Retype the listing that follows, word for word.
**** PROVIDED DATA
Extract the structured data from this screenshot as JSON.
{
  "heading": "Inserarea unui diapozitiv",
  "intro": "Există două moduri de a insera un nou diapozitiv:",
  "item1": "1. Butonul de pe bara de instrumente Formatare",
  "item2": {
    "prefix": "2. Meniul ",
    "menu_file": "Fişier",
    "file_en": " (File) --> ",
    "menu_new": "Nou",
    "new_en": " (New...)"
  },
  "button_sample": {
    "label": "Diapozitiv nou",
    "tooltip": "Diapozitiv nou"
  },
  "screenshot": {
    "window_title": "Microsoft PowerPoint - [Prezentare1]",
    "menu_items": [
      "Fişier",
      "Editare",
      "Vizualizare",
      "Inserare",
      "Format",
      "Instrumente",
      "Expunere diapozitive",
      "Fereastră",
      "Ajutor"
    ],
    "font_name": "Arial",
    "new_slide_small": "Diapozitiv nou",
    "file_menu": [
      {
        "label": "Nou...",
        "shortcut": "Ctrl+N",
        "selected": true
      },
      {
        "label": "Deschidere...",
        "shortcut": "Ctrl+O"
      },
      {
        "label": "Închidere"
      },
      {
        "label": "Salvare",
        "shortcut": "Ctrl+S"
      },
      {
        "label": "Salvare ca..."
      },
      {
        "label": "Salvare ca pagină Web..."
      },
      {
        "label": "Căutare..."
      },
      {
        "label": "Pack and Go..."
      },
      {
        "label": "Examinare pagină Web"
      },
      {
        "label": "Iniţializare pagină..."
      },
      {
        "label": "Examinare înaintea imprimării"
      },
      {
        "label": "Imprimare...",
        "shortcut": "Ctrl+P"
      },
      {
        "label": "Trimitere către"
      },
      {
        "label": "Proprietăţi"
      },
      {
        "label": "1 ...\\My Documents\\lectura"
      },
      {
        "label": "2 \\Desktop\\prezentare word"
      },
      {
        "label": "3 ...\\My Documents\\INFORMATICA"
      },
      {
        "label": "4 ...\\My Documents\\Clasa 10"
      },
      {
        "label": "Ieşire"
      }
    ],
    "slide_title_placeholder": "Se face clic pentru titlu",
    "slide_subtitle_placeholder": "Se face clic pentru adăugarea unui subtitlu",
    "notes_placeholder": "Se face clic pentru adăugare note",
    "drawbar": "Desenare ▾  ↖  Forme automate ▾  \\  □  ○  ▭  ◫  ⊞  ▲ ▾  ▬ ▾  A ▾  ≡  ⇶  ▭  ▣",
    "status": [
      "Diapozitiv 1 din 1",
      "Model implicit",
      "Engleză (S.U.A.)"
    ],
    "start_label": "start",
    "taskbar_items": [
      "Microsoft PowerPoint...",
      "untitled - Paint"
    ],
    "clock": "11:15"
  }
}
********
**RESPONSE TO THE TASK**
Extract the structured data from this screenshot as JSON.
{
  "heading": "Inserarea unui diapozitiv",
  "intro": "Există două moduri de a insera un nou diapozitiv:",
  "item1": "1. Butonul de pe bara de instrumente Formatare",
  "item2": {
    "prefix": "2. Meniul ",
    "menu_file": "Fişier",
    "file_en": " (File) --> ",
    "menu_new": "Nou",
    "new_en": " (New...)"
  },
  "button_sample": {
    "label": "Diapozitiv nou",
    "tooltip": "Diapozitiv nou"
  },
  "screenshot": {
    "window_title": "Microsoft PowerPoint - [Prezentare1]",
    "menu_items": [
      "Fişier",
      "Editare",
      "Vizualizare",
      "Inserare",
      "Format",
      "Instrumente",
      "Expunere diapozitive",
      "Fereastră",
      "Ajutor"
    ],
    "font_name": "Arial",
    "new_slide_small": "Diapozitiv nou",
    "file_menu": [
      {
        "label": "Nou...",
        "shortcut": "Ctrl+N",
        "selected": true
      },
      {
        "label": "Deschidere...",
        "shortcut": "Ctrl+O"
      },
      {
        "label": "Închidere"
      },
      {
        "label": "Salvare",
        "shortcut": "Ctrl+S"
      },
      {
        "label": "Salvare ca..."
      },
      {
        "label": "Salvare ca pagină Web..."
      },
      {
        "label": "Căutare..."
      },
      {
        "label": "Pack and Go..."
      },
      {
        "label": "Examinare pagină Web"
      },
      {
        "label": "Iniţializare pagină..."
      },
      {
        "label": "Examinare înaintea imprimării"
      },
      {
        "label": "Imprimare...",
        "shortcut": "Ctrl+P"
      },
      {
        "label": "Trimitere către"
      },
      {
        "label": "Proprietăţi"
      },
      {
        "label": "1 ...\\My Documents\\lectura"
      },
      {
        "label": "2 \\Desktop\\prezentare word"
      },
      {
        "label": "3 ...\\My Documents\\INFORMATICA"
      },
      {
        "label": "4 ...\\My Documents\\Clasa 10"
      },
      {
        "label": "Ieşire"
      }
    ],
    "slide_title_placeholder": "Se face clic pentru titlu",
    "slide_subtitle_placeholder": "Se face clic pentru adăugarea unui subtitlu",
    "notes_placeholder": "Se face clic pentru adăugare note",
    "drawbar": "Desenare ▾  ↖  Forme automate ▾  \\  □  ○  ▭  ◫  ⊞  ▲ ▾  ▬ ▾  A ▾  ≡  ⇶  ▭  ▣",
    "status": [
      "Diapozitiv 1 din 1",
      "Model implicit",
      "Engleză (S.U.A.)"
    ],
    "start_label": "start",
    "taskbar_items": [
      "Microsoft PowerPoint...",
      "untitled - Paint"
    ],
    "clock": "11:15"
  }
}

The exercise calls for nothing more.